Written request:
Print all the data, keeping every line exactly as it is.

Task inputs:
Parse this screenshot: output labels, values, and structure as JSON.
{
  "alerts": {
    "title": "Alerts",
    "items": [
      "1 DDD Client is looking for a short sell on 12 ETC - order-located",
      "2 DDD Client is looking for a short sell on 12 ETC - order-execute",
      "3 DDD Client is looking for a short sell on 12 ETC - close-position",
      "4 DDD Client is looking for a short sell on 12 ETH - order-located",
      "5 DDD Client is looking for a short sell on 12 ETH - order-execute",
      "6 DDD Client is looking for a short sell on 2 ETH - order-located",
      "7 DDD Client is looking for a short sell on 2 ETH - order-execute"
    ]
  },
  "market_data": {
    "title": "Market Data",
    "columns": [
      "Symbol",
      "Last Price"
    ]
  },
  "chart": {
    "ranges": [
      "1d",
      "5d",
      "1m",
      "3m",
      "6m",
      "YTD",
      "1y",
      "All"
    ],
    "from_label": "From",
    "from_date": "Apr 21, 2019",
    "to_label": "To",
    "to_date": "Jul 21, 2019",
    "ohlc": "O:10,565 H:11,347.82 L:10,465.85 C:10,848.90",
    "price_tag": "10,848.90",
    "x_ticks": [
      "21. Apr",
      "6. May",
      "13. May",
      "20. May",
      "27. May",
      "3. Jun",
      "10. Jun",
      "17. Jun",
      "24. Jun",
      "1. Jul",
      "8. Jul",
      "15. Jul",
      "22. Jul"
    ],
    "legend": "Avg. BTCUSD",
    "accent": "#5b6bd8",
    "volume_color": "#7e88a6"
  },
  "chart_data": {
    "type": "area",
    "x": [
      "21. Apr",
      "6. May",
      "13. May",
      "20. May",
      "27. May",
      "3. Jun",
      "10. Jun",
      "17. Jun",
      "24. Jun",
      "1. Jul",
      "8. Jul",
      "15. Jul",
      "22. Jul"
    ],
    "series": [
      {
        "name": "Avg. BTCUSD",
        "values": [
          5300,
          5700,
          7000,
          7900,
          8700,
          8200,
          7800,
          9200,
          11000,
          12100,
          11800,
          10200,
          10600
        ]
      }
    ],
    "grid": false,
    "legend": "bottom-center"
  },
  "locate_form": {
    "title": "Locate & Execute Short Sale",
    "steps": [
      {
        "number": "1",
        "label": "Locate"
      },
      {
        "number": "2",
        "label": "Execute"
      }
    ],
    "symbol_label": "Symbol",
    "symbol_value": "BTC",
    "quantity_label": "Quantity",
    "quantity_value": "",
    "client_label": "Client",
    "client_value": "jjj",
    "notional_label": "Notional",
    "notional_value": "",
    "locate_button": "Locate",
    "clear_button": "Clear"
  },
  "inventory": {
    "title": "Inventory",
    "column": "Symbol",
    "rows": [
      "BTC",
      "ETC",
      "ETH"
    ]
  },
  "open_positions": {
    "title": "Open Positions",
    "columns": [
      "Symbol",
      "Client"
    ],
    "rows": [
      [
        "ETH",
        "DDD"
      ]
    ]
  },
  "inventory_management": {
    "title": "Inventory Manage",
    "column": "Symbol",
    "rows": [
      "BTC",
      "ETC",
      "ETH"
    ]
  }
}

The completed task:
Parse this screenshot: output labels, values, and structure as JSON.
{
  "alerts": {
    "title": "Alerts",
    "items": [
      "1 DDD Client is looking for a short sell on 12 ETC - order-located",
      "2 DDD Client is looking for a short sell on 12 ETC - order-execute",
      "3 DDD Client is looking for a short sell on 12 ETC - close-position",
      "4 DDD Client is looking for a short sell on 12 ETH - order-located",
      "5 DDD Client is looking for a short sell on 12 ETH - order-execute",
      "6 DDD Client is looking for a short sell on 2 ETH - order-located",
      "7 DDD Client is looking for a short sell on 2 ETH - order-execute"
    ]
  },
  "market_data": {
    "title": "Market Data",
    "columns": [
      "Symbol",
      "Last Price"
    ]
  },
  "chart": {
    "ranges": [
      "1d",
      "5d",
      "1m",
      "3m",
      "6m",
      "YTD",
      "1y",
      "All"
    ],
    "from_label": "From",
    "from_date": "Apr 21, 2019",
    "to_label": "To",
    "to_date": "Jul 21, 2019",
    "ohlc": "O:10,565 H:11,347.82 L:10,465.85 C:10,848.90",
    "price_tag": "10,848.90",
    "x_ticks": [
      "21. Apr",
      "6. May",
      "13. May",
      "20. May",
      "27. May",
      "3. Jun",
      "10. Jun",
      "17. Jun",
      "24. Jun",
      "1. Jul",
      "8. Jul",
      "15. Jul",
      "22. Jul"
    ],
    "legend": "Avg. BTCUSD",
    "accent": "#5b6bd8",
    "volume_color": "#7e88a6"
  },
  "chart_data": {
    "type": "area",
    "x": [
      "21. Apr",
      "6. May",
      "13. May",
      "20. May",
      "27. May",
      "3. Jun",
      "10. Jun",
      "17. Jun",
      "24. Jun",
      "1. Jul",
      "8. Jul",
      "15. Jul",
      "22. Jul"
    ],
    "series": [
      {
        "name": "Avg. BTCUSD",
        "values": [
          5300,
          5700,
          7000,
          7900,
          8700,
          8200,
          7800,
          9200,
          11000,
          12100,
          11800,
          10200,
          10600
        ]
      }
    ],
    "grid": false,
    "legend": "bottom-center"
  },
  "locate_form": {
    "title": "Locate & Execute Short Sale",
    "steps": [
      {
        "number": "1",
        "label": "Locate"
      },
      {
        "number": "2",
        "label": "Execute"
      }
    ],
    "symbol_label": "Symbol",
    "symbol_value": "BTC",
    "quantity_label": "Quantity",
    "quantity_value": "",
    "client_label": "Client",
    "client_value": "jjj",
    "notional_label": "Notional",
    "notional_value": "",
    "locate_button": "Locate",
    "clear_button": "Clear"
  },
  "inventory": {
    "title": "Inventory",
    "column": "Symbol",
    "rows": [
      "BTC",
      "ETC",
      "ETH"
    ]
  },
  "open_positions": {
    "title": "Open Positions",
    "columns": [
      "Symbol",
      "Client"
    ],
    "rows": [
      [
        "ETH",
        "DDD"
      ]
    ]
  },
  "inventory_management": {
    "title": "Inventory Manage",
    "column": "Symbol",
    "rows": [
      "BTC",
      "ETC",
      "ETH"
    ]
  }
}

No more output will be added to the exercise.